§ **挑战**:
请从记录中含有“- comment-text: Yung”的那一行起，一直到含有“- comment-author[interactable]: J-Poy”的那一行止，把这些行一字不差地打出来，首尾两行都算在内。

§ **数据摘录**:
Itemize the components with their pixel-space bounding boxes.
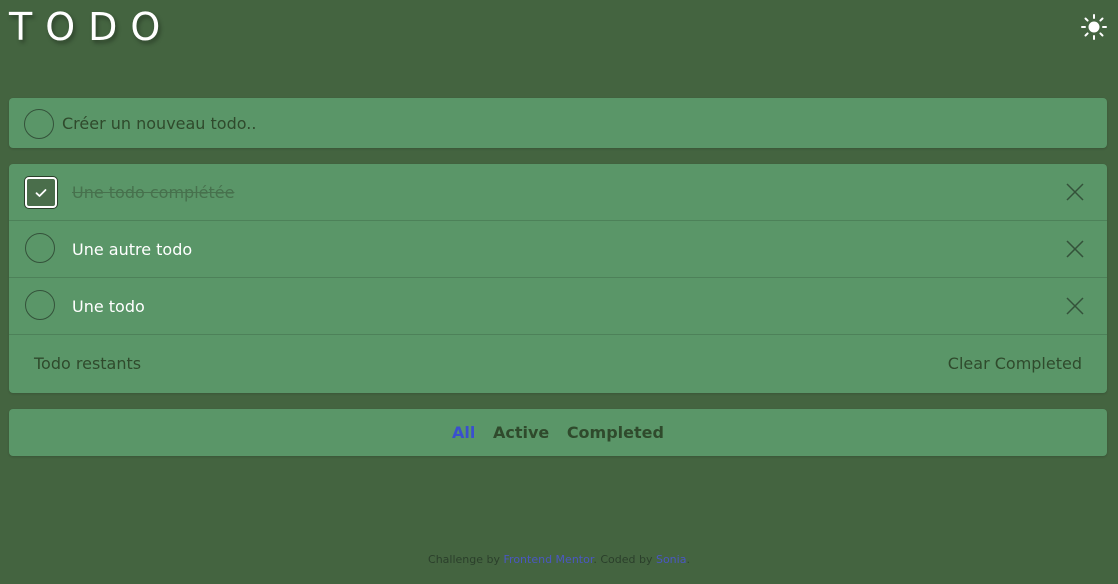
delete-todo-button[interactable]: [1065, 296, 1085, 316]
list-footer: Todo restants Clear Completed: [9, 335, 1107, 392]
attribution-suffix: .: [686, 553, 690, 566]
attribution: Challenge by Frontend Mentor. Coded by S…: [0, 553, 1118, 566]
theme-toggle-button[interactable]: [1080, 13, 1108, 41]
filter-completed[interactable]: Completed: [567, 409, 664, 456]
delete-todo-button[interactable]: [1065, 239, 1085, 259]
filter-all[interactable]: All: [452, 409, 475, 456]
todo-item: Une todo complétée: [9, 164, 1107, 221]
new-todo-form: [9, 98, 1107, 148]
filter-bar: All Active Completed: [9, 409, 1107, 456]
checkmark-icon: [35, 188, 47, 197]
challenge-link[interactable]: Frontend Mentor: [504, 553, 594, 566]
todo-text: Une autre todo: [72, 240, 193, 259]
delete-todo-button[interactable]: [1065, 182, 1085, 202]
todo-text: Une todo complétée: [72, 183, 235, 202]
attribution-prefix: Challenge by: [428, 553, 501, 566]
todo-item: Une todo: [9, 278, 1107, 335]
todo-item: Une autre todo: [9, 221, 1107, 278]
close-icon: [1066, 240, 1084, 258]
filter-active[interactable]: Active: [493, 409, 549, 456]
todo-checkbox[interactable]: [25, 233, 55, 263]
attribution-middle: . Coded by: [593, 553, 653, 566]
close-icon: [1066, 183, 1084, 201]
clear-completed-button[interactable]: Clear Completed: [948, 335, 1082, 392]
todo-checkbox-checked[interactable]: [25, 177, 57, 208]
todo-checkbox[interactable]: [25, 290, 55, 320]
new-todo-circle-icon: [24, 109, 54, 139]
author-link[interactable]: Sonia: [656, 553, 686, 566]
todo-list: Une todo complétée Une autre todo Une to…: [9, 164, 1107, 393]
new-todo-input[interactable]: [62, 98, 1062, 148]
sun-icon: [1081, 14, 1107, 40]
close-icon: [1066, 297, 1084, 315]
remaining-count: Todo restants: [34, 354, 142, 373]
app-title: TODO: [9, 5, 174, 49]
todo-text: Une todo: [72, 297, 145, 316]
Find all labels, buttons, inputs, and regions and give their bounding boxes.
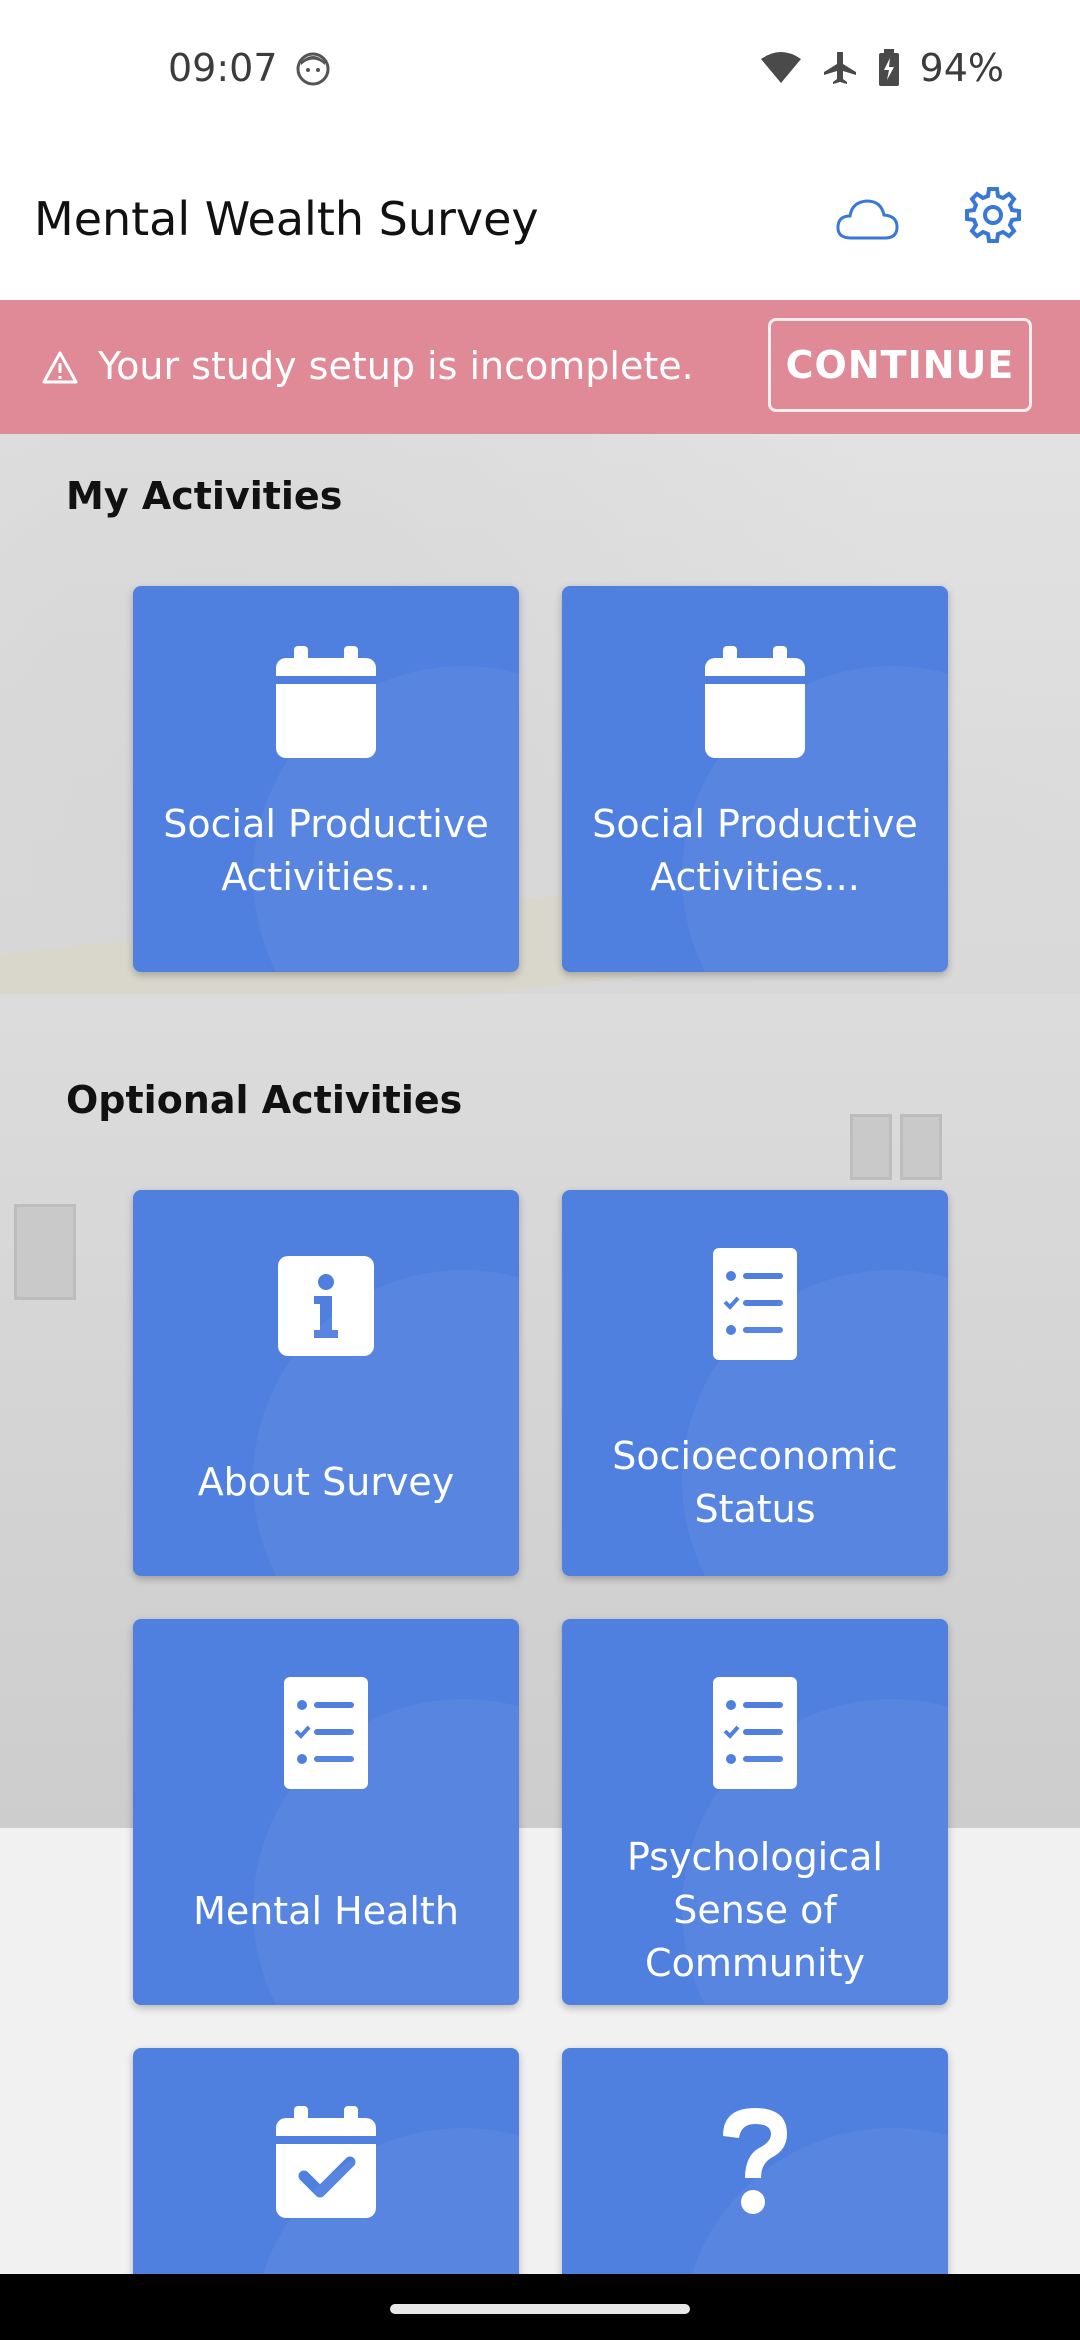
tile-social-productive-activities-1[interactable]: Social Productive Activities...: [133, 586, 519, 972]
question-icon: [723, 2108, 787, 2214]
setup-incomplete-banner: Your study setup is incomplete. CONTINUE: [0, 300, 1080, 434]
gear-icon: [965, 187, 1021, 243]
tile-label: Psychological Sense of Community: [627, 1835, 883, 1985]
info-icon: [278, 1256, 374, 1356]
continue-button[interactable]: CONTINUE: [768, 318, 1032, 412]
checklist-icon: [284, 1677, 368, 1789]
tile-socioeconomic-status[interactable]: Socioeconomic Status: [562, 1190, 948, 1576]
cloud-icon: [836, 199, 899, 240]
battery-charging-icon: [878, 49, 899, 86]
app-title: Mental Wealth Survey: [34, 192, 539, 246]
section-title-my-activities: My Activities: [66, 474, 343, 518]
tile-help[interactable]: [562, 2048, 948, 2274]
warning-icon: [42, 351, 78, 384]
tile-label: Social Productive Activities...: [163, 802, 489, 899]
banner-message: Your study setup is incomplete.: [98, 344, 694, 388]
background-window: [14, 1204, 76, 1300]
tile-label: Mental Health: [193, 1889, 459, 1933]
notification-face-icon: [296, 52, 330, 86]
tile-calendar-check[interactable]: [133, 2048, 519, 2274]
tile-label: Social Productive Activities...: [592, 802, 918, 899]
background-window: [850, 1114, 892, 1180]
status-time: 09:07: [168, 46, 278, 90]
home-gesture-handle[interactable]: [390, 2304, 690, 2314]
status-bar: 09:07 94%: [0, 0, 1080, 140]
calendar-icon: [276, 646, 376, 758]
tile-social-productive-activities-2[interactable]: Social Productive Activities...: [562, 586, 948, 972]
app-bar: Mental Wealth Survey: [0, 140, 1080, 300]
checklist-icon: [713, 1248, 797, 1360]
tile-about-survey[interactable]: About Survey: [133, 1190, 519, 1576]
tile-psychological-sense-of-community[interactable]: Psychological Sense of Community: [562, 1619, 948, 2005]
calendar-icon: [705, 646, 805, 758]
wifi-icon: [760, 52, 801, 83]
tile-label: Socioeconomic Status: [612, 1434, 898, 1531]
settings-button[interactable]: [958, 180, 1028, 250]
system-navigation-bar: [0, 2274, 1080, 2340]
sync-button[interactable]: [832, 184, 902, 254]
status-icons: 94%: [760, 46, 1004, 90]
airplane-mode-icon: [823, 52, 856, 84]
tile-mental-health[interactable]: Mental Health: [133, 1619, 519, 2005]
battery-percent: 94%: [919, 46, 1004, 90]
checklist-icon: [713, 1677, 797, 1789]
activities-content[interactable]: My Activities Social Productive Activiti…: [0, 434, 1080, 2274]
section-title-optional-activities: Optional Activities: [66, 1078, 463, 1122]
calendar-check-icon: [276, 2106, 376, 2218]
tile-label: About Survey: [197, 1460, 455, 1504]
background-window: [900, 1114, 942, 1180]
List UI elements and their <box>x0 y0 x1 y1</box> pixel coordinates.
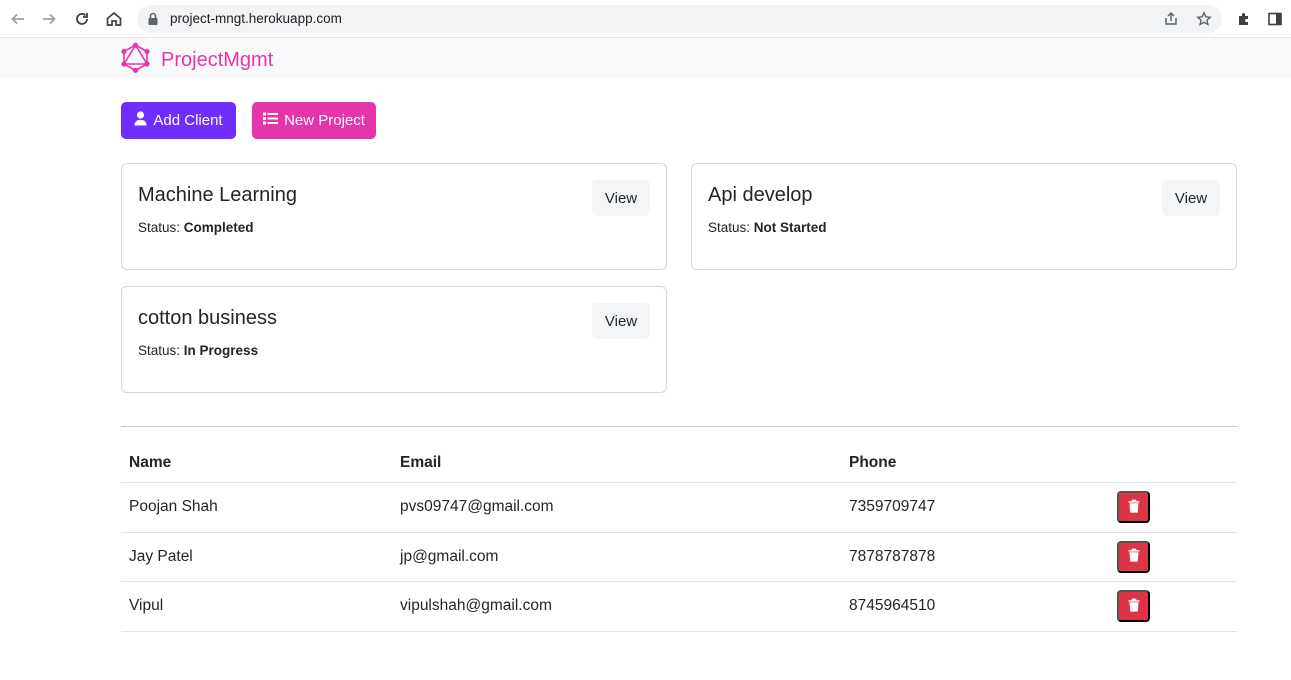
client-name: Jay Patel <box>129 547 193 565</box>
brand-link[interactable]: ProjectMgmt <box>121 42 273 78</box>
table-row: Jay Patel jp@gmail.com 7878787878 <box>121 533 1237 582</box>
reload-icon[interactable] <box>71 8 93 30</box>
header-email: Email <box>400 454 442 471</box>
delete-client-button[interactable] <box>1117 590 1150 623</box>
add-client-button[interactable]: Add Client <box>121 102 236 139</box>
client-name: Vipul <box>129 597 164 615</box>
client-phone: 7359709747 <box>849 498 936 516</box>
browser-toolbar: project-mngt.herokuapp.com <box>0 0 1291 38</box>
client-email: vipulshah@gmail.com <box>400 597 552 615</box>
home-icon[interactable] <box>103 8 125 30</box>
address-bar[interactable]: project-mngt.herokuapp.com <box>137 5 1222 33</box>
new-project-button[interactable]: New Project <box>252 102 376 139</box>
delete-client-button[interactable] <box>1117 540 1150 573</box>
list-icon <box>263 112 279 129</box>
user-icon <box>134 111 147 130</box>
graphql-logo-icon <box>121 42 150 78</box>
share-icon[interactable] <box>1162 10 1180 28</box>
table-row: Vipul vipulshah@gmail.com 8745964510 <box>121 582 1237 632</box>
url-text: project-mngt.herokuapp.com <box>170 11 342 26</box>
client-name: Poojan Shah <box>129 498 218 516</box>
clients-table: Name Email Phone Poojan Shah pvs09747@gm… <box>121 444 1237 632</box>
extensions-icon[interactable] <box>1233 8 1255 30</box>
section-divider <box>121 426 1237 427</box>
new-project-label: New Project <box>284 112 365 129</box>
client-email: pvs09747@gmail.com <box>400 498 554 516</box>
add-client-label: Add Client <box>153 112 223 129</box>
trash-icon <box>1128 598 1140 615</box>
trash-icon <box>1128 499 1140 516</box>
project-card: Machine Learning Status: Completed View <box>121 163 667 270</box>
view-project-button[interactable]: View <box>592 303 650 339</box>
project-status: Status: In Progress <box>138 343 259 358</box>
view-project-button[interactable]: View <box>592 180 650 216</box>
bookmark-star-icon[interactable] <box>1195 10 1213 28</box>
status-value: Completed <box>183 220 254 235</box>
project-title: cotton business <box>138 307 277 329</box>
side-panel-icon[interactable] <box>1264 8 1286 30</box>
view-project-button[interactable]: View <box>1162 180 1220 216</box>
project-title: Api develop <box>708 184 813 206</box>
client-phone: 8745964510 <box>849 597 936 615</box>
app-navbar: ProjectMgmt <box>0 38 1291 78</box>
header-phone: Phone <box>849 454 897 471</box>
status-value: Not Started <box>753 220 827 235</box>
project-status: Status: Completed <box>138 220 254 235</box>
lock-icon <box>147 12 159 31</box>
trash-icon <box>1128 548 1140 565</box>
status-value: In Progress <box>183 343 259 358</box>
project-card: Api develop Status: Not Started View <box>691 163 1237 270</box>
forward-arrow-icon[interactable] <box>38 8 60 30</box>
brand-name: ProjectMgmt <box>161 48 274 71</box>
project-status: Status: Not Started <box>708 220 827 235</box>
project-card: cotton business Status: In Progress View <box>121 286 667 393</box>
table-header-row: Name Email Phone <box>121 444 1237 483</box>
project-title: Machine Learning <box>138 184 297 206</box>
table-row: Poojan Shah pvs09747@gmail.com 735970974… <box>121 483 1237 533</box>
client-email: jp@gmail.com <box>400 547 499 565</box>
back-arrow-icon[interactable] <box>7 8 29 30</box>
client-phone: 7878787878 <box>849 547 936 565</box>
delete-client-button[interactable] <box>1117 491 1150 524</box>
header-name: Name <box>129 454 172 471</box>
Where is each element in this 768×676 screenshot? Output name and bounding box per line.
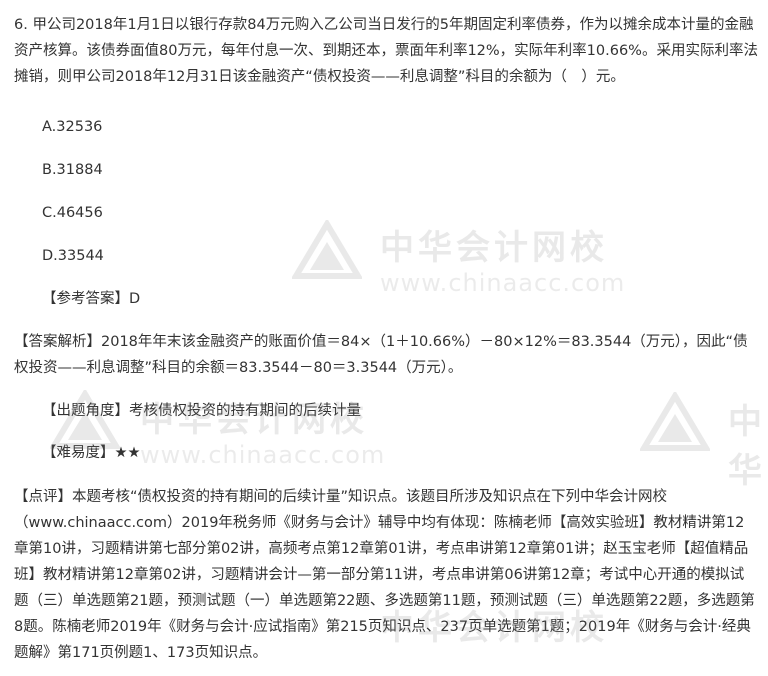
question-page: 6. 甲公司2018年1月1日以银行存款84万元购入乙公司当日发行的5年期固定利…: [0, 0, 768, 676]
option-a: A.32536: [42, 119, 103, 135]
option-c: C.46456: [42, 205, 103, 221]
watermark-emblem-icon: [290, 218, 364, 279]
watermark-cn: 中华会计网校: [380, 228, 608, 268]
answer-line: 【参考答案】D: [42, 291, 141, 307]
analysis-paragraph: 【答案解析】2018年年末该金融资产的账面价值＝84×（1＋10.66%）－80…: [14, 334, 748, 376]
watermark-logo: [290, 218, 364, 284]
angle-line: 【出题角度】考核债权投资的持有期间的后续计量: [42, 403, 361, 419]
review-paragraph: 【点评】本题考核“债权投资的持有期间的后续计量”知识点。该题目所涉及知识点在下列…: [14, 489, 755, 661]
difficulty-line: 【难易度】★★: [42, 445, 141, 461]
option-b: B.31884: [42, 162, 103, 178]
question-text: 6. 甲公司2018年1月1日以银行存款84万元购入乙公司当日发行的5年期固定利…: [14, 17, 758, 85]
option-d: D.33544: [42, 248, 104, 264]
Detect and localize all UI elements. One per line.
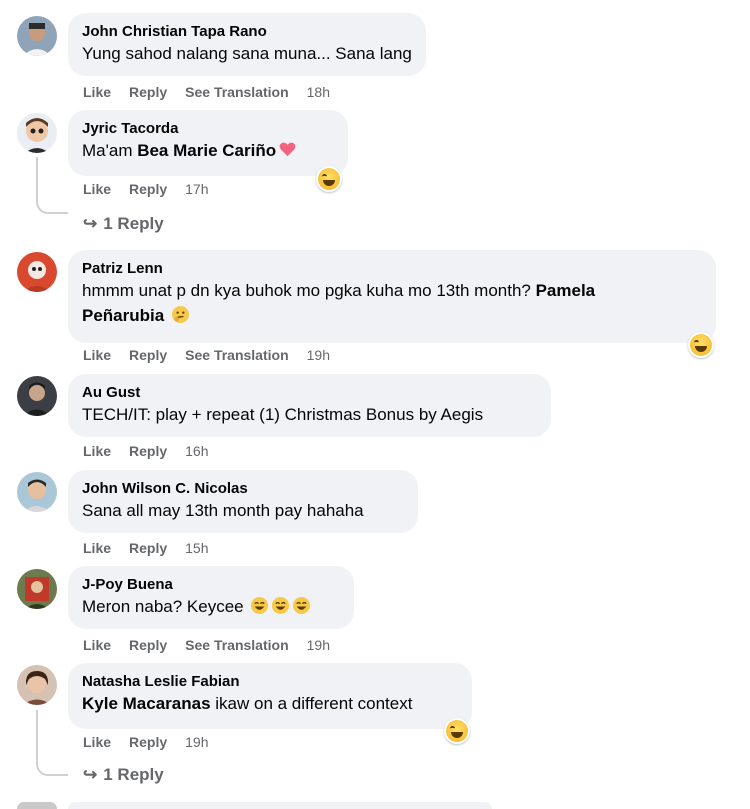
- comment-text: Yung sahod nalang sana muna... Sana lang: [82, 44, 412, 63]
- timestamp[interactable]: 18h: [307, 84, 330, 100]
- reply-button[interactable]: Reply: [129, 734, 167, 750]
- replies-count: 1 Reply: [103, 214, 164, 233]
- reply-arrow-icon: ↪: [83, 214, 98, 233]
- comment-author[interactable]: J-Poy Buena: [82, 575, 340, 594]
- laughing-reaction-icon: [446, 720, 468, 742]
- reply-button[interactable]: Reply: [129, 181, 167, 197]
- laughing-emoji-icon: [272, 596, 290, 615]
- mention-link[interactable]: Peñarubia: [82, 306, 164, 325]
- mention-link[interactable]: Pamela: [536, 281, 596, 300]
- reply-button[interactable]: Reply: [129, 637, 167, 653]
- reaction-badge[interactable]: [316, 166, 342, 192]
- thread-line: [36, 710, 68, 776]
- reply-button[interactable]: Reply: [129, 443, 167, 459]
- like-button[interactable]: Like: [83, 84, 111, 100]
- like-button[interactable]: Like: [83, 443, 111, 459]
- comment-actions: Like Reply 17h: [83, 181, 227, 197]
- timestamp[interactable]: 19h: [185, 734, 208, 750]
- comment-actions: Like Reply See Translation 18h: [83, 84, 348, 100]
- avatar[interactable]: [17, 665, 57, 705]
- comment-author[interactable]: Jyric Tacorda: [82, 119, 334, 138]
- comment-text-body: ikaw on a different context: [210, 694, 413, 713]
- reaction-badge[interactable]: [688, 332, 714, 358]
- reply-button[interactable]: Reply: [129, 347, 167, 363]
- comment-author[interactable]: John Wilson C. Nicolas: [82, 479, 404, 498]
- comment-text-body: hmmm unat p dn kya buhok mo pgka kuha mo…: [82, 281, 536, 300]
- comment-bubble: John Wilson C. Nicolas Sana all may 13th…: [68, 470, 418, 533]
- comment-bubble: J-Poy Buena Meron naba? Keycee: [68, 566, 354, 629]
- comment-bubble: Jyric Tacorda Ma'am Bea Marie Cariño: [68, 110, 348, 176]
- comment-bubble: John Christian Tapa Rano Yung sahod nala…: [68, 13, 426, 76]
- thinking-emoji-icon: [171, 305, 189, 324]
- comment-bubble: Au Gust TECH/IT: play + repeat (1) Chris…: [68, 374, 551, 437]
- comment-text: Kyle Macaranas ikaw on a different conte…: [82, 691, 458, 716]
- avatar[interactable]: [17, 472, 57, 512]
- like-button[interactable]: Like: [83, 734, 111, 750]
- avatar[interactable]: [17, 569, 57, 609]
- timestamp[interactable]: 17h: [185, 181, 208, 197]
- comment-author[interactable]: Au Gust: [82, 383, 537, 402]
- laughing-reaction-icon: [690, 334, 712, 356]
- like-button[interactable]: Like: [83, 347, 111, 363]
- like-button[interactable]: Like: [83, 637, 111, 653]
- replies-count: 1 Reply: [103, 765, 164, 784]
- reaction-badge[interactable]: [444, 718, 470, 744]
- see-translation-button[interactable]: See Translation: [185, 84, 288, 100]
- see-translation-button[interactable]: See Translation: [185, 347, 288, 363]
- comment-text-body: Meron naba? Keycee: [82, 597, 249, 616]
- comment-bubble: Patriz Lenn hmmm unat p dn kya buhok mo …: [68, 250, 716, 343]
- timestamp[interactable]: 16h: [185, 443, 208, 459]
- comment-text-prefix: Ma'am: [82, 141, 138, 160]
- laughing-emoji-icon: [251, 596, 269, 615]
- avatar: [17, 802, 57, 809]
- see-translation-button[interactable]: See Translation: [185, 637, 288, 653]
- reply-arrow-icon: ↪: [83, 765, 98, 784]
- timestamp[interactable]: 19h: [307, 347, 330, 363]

§ **本题结果**:
- comment-text: Yung sahod nalang sana muna... Sana lang: [82, 44, 412, 63]
- timestamp[interactable]: 18h: [307, 84, 330, 100]
- reply-button[interactable]: Reply: [129, 734, 167, 750]
- replies-count: 1 Reply: [103, 214, 164, 233]
- reply-arrow-icon: ↪: [83, 214, 98, 233]
- comment-author[interactable]: J-Poy Buena: [82, 575, 340, 594]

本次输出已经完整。